Source ▸
— START —
Sreekanth Challam said...

But this is not the first time Maniratnam did this kind of blatant copying old puranas. Dalapathi (except fro some great performances and even greater music) is exact copy of Karna from Maha Bharata. I was very disappointed then and not that disappinted now as I didn't expect anything more. .. hmm let me correct myself here, I did expect great performances from Vikram and Prithvi, obviously not from ABJr and Aish. Mani sir has to first look for alternative talent than AB housememebers and work with a new-age writers for some novel story lines. Also, start looking for a next ARR.,

Sreekanth Challam said...
This comment has been removed by the author.
ShaK said...

@Archu

I guess a lot of the blame also goes to the screenplay. All said and done an actor can never (ideally!) get away with BS unless the director allows it and/or the screenplay demands it. Both of each, as we realize, is counter productive. My suspicion is the same happened here as well. I also know Mani was ill for a long time during the shoot - so maybe that affected his creative process further?

Thanks for the words. :)Nice talking 2 u after a long time!

Cheers,

SK

Maharana Ganesh said...

What made me disappointed is that, I felt, with the betterment of some scenes and some parts, the same movie could have been a far better creation. And how could a genius like Mani Ratnam miss on that?!

Bad acting barring 'Priyamani' made the movie even more awful. Unfortunately only cinematography and music can't save a movie. Yes, I am not quite disappointed by A R Rehman.. who gave two more ever-green songs "Ranjha Ranjha" and "Bahne De"..

ShaK said...

@Sreekanth Challam

Agreed. There is so much beauty being dished out at film school level scripts that its almost appalling what the main stream film makers are creating these days. The veterans need to tap into unexplored talents and I am convinced we can definitely produce much better world class cinema that showcases India in a more realistic light. Saw a short film recently by an FTII diploma films called "When this man dies" as part of the Lensight collection. It was brilliant! I'd definitely recommend it.
— END —
Work to do ▸
(a) Summarize the comment thread in two sentences.
(b) Rewrite the paragraph of the comment thread that begins "I guess a lot of the blame" as a bulleted list that keeps its main points.
(c) Answer these questions from the comment thread:
(i) Which film does Sreekanth Challam call an exact copy of Karna from the Maha Bharata?
(ii) Which performer is excluded from Maharana Ganesh's complaint about bad acting?
(iii) What short film does ShaK recommend?
The listing after the comment thread plays no role in this work.

Provided material ▸
— START —
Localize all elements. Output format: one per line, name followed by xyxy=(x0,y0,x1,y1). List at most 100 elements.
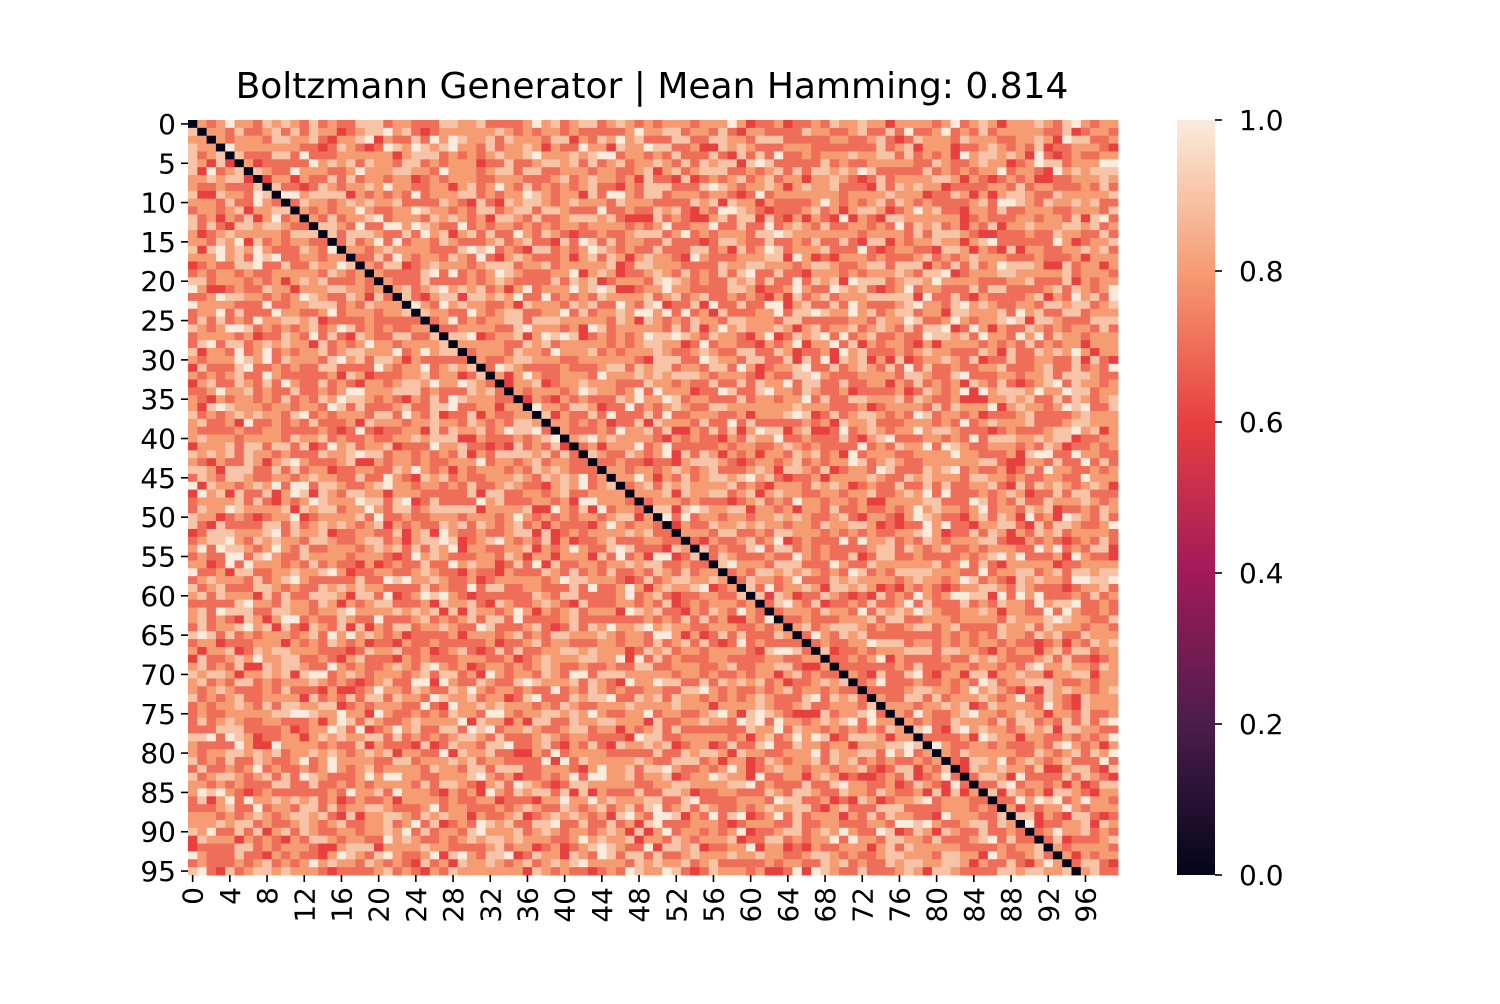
— END —
Solved tasks ▸
(a) Commenters express disappointment with a Mani Ratnam film, faulting its acting and screenplay, and one says he has copied old puranas before, as with Dalapathi and the Karna story. They note that cinematography and music alone cannot save a movie, and they urge veteran filmmakers to seek new talent and writers.

(b)
- Much of the blame also goes to the screenplay.
- An actor can never get away with BS unless the director allows it and/or the screenplay demands it, and either is counterproductive.
- The commenter suspects the same happened here.
- Mani was ill for a long time during the shoot, which may have further affected his creative process.

(c)
(i) Dalapathi
(ii) Priyamani
(iii) "When this man dies"